Exercise goal:
Copy out all lines where "such" appears.

————

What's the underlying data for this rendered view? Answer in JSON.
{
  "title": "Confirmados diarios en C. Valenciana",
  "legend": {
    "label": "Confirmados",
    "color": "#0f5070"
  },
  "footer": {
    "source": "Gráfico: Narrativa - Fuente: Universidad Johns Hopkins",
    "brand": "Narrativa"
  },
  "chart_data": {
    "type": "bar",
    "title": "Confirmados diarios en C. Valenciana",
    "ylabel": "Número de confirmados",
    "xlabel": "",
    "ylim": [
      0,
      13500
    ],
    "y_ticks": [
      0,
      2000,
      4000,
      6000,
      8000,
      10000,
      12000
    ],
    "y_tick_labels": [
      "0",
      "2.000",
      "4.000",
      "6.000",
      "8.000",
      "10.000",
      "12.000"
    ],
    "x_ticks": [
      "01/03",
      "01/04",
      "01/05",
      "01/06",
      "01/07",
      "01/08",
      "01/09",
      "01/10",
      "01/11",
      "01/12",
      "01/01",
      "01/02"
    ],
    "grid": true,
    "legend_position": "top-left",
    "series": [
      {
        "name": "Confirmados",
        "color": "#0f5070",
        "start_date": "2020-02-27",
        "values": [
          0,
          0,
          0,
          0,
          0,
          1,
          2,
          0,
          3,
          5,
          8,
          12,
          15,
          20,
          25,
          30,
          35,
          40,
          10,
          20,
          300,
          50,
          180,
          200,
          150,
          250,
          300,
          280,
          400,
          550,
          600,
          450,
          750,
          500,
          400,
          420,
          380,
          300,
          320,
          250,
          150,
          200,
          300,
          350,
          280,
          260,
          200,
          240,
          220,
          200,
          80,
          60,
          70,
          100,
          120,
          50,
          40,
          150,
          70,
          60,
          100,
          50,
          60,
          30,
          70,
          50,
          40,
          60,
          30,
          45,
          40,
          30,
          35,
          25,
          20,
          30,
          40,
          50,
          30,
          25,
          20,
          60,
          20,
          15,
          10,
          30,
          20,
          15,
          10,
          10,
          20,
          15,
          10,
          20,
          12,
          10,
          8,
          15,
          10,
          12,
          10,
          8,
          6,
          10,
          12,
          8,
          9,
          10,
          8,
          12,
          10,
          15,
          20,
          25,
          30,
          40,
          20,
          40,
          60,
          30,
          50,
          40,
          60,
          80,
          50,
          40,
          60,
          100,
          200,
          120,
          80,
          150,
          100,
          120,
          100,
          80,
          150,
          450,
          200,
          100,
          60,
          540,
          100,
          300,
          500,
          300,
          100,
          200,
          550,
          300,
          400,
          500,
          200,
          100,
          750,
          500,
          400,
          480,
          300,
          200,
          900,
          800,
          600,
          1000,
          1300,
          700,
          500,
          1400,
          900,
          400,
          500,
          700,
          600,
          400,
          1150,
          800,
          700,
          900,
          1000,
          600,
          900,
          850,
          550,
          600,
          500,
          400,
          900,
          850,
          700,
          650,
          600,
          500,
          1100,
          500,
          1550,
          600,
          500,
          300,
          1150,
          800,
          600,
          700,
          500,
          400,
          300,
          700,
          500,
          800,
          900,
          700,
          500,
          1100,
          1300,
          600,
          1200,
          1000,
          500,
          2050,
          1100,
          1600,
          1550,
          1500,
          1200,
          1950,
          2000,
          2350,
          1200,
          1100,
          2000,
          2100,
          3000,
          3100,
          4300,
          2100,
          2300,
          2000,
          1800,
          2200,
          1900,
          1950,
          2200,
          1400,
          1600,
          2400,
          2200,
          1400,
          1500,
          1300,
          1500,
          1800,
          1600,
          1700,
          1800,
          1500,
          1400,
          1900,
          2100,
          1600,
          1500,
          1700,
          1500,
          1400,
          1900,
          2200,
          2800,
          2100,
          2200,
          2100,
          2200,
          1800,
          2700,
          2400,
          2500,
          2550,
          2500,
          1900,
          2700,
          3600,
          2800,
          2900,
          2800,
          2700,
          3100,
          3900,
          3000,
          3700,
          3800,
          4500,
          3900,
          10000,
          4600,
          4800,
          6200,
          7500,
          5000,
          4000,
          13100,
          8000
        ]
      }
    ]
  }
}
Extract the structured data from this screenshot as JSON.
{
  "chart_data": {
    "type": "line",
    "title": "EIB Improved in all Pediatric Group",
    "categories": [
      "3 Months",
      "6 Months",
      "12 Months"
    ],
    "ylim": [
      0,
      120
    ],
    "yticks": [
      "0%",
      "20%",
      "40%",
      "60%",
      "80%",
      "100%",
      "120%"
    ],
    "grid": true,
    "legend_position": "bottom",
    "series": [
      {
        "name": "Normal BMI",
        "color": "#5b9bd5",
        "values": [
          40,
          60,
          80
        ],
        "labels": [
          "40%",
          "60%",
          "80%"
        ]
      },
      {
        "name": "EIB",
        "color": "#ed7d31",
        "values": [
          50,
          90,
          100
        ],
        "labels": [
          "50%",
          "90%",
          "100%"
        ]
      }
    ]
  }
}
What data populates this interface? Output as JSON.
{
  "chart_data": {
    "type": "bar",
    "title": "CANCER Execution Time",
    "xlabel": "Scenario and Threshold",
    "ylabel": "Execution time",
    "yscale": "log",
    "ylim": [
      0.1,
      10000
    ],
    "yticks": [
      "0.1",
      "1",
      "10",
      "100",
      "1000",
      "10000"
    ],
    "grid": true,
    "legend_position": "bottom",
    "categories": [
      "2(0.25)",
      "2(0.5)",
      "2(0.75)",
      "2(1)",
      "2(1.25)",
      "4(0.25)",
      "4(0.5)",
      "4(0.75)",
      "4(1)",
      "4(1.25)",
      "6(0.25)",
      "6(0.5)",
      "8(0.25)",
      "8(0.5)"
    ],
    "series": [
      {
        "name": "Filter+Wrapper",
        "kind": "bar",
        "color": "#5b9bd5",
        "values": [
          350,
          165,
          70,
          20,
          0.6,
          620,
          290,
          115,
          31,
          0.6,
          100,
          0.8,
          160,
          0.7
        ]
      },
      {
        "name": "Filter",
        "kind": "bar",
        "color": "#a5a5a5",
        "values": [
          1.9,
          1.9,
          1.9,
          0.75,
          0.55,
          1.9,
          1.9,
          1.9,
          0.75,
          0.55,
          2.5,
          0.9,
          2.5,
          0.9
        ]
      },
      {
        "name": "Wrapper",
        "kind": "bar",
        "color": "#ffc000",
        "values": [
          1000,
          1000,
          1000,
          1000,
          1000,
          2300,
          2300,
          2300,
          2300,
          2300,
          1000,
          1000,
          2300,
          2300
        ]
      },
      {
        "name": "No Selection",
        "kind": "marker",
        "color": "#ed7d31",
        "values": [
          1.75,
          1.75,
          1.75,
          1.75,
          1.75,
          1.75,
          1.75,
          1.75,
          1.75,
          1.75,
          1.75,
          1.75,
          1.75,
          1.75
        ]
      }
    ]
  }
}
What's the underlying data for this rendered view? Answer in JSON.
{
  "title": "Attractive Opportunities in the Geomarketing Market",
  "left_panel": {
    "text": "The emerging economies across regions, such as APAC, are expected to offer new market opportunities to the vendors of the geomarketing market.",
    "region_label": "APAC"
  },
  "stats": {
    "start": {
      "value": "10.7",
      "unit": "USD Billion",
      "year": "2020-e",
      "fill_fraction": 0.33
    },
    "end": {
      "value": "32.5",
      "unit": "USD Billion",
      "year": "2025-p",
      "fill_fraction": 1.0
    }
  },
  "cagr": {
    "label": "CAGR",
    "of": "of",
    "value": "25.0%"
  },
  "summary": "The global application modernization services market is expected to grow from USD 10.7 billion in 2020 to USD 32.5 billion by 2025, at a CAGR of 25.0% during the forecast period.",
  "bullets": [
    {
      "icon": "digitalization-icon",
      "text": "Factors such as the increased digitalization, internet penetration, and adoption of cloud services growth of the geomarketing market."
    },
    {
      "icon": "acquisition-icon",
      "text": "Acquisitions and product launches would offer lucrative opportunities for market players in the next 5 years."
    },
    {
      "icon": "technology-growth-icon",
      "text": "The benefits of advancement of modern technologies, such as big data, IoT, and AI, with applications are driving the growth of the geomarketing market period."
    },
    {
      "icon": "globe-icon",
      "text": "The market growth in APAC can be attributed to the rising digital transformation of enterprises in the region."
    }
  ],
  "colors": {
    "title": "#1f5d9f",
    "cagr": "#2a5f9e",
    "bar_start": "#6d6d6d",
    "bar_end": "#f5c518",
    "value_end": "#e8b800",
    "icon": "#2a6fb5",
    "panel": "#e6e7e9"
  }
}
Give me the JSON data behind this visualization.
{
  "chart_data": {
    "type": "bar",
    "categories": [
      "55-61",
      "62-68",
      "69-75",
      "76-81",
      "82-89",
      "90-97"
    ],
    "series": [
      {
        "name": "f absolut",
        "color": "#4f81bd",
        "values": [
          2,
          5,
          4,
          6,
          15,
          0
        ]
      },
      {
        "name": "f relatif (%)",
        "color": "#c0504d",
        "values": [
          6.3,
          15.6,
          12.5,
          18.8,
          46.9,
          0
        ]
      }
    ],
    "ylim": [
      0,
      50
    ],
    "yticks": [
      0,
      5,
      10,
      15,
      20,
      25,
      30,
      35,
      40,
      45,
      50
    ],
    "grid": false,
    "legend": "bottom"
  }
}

————

Solution for this task:
    "text": "The emerging economies across regions, such as APAC, are expected to offer new market opportunities to the vendors of the geomarketing market.",
      "text": "Factors such as the increased digitalization, internet penetration, and adoption of cloud services growth of the geomarketing market."
      "text": "The benefits of advancement of modern technologies, such as big data, IoT, and AI, with applications are driving the growth of the geomarketing market period."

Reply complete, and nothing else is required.